| Stated goal |
Quote all entries in full, exactly.

* START Information provided *

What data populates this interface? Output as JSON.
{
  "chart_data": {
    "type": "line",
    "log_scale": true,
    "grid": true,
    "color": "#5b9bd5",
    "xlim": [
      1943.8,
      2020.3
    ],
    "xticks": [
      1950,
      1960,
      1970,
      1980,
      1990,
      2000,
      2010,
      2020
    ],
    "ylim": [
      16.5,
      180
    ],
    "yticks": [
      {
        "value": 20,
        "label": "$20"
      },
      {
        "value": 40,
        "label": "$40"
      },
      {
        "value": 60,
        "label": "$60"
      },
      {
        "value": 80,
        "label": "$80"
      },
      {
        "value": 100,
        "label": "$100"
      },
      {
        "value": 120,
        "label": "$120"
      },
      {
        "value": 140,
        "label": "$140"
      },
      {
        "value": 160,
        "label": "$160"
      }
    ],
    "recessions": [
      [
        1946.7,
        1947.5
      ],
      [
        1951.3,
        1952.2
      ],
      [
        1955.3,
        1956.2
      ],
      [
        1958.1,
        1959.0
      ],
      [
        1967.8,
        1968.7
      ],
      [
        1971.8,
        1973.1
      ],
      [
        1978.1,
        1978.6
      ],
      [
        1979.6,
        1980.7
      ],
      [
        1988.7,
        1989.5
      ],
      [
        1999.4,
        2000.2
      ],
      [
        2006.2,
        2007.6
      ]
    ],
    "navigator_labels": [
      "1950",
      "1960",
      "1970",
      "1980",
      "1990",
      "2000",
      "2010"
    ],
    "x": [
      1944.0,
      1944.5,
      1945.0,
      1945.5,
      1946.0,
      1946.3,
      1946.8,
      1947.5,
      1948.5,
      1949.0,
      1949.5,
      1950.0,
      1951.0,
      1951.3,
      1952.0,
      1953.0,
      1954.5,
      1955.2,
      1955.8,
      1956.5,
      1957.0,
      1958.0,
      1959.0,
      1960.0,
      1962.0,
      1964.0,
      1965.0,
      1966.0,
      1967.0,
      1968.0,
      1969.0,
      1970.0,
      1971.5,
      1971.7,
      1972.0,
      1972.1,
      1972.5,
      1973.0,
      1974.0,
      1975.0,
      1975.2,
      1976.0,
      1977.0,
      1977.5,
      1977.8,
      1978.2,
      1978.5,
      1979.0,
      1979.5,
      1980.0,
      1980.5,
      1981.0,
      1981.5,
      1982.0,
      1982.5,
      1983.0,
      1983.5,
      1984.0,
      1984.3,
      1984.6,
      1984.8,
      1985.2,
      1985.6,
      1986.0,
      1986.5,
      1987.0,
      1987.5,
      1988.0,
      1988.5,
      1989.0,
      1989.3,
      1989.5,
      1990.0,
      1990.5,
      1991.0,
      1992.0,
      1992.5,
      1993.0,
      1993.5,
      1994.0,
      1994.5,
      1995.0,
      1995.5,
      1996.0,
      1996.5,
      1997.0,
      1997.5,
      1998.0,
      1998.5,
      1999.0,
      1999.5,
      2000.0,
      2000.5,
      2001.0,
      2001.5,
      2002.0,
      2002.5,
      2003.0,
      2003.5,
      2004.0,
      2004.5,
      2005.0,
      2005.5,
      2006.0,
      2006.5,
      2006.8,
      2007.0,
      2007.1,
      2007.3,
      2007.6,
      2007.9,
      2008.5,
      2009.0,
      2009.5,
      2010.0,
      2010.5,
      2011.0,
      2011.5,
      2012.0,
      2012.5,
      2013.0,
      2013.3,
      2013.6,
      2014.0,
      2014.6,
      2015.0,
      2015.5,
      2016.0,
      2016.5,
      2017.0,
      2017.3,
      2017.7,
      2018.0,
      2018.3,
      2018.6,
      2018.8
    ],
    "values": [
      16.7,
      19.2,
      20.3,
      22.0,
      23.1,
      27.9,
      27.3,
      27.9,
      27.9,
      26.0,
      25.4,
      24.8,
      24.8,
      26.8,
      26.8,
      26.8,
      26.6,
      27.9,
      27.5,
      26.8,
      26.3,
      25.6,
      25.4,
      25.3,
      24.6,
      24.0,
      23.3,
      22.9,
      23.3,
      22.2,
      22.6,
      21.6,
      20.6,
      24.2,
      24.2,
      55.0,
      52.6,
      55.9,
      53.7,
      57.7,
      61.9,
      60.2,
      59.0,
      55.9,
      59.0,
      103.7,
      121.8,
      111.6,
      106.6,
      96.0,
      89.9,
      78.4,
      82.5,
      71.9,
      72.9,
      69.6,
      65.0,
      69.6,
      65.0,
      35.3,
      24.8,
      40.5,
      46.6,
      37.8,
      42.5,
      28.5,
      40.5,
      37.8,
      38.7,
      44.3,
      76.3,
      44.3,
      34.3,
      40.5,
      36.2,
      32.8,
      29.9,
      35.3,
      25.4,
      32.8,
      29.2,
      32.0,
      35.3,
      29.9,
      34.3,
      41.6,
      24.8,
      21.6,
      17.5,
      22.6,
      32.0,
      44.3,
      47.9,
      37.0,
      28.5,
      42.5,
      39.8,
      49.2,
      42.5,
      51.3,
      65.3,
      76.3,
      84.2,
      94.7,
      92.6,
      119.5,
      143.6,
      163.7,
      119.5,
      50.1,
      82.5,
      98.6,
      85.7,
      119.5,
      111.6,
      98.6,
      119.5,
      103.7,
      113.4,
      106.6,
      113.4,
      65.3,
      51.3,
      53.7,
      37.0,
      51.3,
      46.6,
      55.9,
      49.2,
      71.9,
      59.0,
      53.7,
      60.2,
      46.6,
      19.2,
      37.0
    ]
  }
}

* END Information provided *

| Written response |
What data populates this interface? Output as JSON.
{
  "chart_data": {
    "type": "line",
    "log_scale": true,
    "grid": true,
    "color": "#5b9bd5",
    "xlim": [
      1943.8,
      2020.3
    ],
    "xticks": [
      1950,
      1960,
      1970,
      1980,
      1990,
      2000,
      2010,
      2020
    ],
    "ylim": [
      16.5,
      180
    ],
    "yticks": [
      {
        "value": 20,
        "label": "$20"
      },
      {
        "value": 40,
        "label": "$40"
      },
      {
        "value": 60,
        "label": "$60"
      },
      {
        "value": 80,
        "label": "$80"
      },
      {
        "value": 100,
        "label": "$100"
      },
      {
        "value": 120,
        "label": "$120"
      },
      {
        "value": 140,
        "label": "$140"
      },
      {
        "value": 160,
        "label": "$160"
      }
    ],
    "recessions": [
      [
        1946.7,
        1947.5
      ],
      [
        1951.3,
        1952.2
      ],
      [
        1955.3,
        1956.2
      ],
      [
        1958.1,
        1959.0
      ],
      [
        1967.8,
        1968.7
      ],
      [
        1971.8,
        1973.1
      ],
      [
        1978.1,
        1978.6
      ],
      [
        1979.6,
        1980.7
      ],
      [
        1988.7,
        1989.5
      ],
      [
        1999.4,
        2000.2
      ],
      [
        2006.2,
        2007.6
      ]
    ],
    "navigator_labels": [
      "1950",
      "1960",
      "1970",
      "1980",
      "1990",
      "2000",
      "2010"
    ],
    "x": [
      1944.0,
      1944.5,
      1945.0,
      1945.5,
      1946.0,
      1946.3,
      1946.8,
      1947.5,
      1948.5,
      1949.0,
      1949.5,
      1950.0,
      1951.0,
      1951.3,
      1952.0,
      1953.0,
      1954.5,
      1955.2,
      1955.8,
      1956.5,
      1957.0,
      1958.0,
      1959.0,
      1960.0,
      1962.0,
      1964.0,
      1965.0,
      1966.0,
      1967.0,
      1968.0,
      1969.0,
      1970.0,
      1971.5,
      1971.7,
      1972.0,
      1972.1,
      1972.5,
      1973.0,
      1974.0,
      1975.0,
      1975.2,
      1976.0,
      1977.0,
      1977.5,
      1977.8,
      1978.2,
      1978.5,
      1979.0,
      1979.5,
      1980.0,
      1980.5,
      1981.0,
      1981.5,
      1982.0,
      1982.5,
      1983.0,
      1983.5,
      1984.0,
      1984.3,
      1984.6,
      1984.8,
      1985.2,
      1985.6,
      1986.0,
      1986.5,
      1987.0,
      1987.5,
      1988.0,
      1988.5,
      1989.0,
      1989.3,
      1989.5,
      1990.0,
      1990.5,
      1991.0,
      1992.0,
      1992.5,
      1993.0,
      1993.5,
      1994.0,
      1994.5,
      1995.0,
      1995.5,
      1996.0,
      1996.5,
      1997.0,
      1997.5,
      1998.0,
      1998.5,
      1999.0,
      1999.5,
      2000.0,
      2000.5,
      2001.0,
      2001.5,
      2002.0,
      2002.5,
      2003.0,
      2003.5,
      2004.0,
      2004.5,
      2005.0,
      2005.5,
      2006.0,
      2006.5,
      2006.8,
      2007.0,
      2007.1,
      2007.3,
      2007.6,
      2007.9,
      2008.5,
      2009.0,
      2009.5,
      2010.0,
      2010.5,
      2011.0,
      2011.5,
      2012.0,
      2012.5,
      2013.0,
      2013.3,
      2013.6,
      2014.0,
      2014.6,
      2015.0,
      2015.5,
      2016.0,
      2016.5,
      2017.0,
      2017.3,
      2017.7,
      2018.0,
      2018.3,
      2018.6,
      2018.8
    ],
    "values": [
      16.7,
      19.2,
      20.3,
      22.0,
      23.1,
      27.9,
      27.3,
      27.9,
      27.9,
      26.0,
      25.4,
      24.8,
      24.8,
      26.8,
      26.8,
      26.8,
      26.6,
      27.9,
      27.5,
      26.8,
      26.3,
      25.6,
      25.4,
      25.3,
      24.6,
      24.0,
      23.3,
      22.9,
      23.3,
      22.2,
      22.6,
      21.6,
      20.6,
      24.2,
      24.2,
      55.0,
      52.6,
      55.9,
      53.7,
      57.7,
      61.9,
      60.2,
      59.0,
      55.9,
      59.0,
      103.7,
      121.8,
      111.6,
      106.6,
      96.0,
      89.9,
      78.4,
      82.5,
      71.9,
      72.9,
      69.6,
      65.0,
      69.6,
      65.0,
      35.3,
      24.8,
      40.5,
      46.6,
      37.8,
      42.5,
      28.5,
      40.5,
      37.8,
      38.7,
      44.3,
      76.3,
      44.3,
      34.3,
      40.5,
      36.2,
      32.8,
      29.9,
      35.3,
      25.4,
      32.8,
      29.2,
      32.0,
      35.3,
      29.9,
      34.3,
      41.6,
      24.8,
      21.6,
      17.5,
      22.6,
      32.0,
      44.3,
      47.9,
      37.0,
      28.5,
      42.5,
      39.8,
      49.2,
      42.5,
      51.3,
      65.3,
      76.3,
      84.2,
      94.7,
      92.6,
      119.5,
      143.6,
      163.7,
      119.5,
      50.1,
      82.5,
      98.6,
      85.7,
      119.5,
      111.6,
      98.6,
      119.5,
      103.7,
      113.4,
      106.6,
      113.4,
      65.3,
      51.3,
      53.7,
      37.0,
      51.3,
      46.6,
      55.9,
      49.2,
      71.9,
      59.0,
      53.7,
      60.2,
      46.6,
      19.2,
      37.0
    ]
  }
}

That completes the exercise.